INSTRUCTIONS TO FOLLOW: Copy out all lines in the data below containing the string "this".

-- start EXERCISE MATERIALS --

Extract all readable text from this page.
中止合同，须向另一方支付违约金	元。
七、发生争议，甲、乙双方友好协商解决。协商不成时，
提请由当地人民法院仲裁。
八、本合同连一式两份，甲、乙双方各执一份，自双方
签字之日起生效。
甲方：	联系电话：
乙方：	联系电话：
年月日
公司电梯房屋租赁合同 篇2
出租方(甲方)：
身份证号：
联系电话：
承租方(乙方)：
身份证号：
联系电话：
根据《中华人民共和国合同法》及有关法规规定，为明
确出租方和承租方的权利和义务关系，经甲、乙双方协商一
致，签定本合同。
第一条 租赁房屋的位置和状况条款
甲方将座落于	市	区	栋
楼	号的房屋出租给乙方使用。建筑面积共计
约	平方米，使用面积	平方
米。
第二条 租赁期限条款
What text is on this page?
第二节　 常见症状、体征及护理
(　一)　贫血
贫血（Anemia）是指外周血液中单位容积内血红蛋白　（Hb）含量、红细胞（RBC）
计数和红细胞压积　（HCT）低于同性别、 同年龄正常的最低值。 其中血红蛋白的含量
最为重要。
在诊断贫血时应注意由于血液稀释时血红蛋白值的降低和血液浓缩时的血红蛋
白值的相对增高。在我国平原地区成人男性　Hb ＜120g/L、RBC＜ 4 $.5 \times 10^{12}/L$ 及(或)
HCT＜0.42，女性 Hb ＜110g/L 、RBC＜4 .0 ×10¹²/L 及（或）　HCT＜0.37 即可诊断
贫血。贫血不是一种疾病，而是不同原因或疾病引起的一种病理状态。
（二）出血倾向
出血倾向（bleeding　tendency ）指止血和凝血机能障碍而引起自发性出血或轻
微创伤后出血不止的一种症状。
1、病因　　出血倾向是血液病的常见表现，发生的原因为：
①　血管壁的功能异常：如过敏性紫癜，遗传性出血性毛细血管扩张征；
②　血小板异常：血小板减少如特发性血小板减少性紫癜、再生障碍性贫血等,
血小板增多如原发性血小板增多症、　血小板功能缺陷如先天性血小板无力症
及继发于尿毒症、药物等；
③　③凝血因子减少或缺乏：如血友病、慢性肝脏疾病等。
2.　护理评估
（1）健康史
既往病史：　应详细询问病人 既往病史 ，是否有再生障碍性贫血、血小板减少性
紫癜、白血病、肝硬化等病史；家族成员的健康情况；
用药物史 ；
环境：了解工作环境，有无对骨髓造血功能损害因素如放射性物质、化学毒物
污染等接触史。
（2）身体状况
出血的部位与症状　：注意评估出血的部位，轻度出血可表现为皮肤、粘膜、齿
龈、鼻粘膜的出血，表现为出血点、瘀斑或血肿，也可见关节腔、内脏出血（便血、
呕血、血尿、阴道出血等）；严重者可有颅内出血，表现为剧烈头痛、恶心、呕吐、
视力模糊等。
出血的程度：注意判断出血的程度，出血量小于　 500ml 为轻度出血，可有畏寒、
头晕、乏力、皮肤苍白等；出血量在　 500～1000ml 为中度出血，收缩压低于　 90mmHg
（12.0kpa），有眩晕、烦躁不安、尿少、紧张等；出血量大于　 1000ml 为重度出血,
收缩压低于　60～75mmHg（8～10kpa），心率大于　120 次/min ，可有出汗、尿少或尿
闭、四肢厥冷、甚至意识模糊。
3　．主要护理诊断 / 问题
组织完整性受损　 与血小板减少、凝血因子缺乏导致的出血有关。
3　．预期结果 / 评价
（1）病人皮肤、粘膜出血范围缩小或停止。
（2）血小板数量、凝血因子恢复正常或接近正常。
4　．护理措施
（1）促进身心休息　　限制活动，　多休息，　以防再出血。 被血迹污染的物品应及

-- end EXERCISE MATERIALS --

PROBLEM SOLUTION:
Extract all readable text from this page.
What text is on this page?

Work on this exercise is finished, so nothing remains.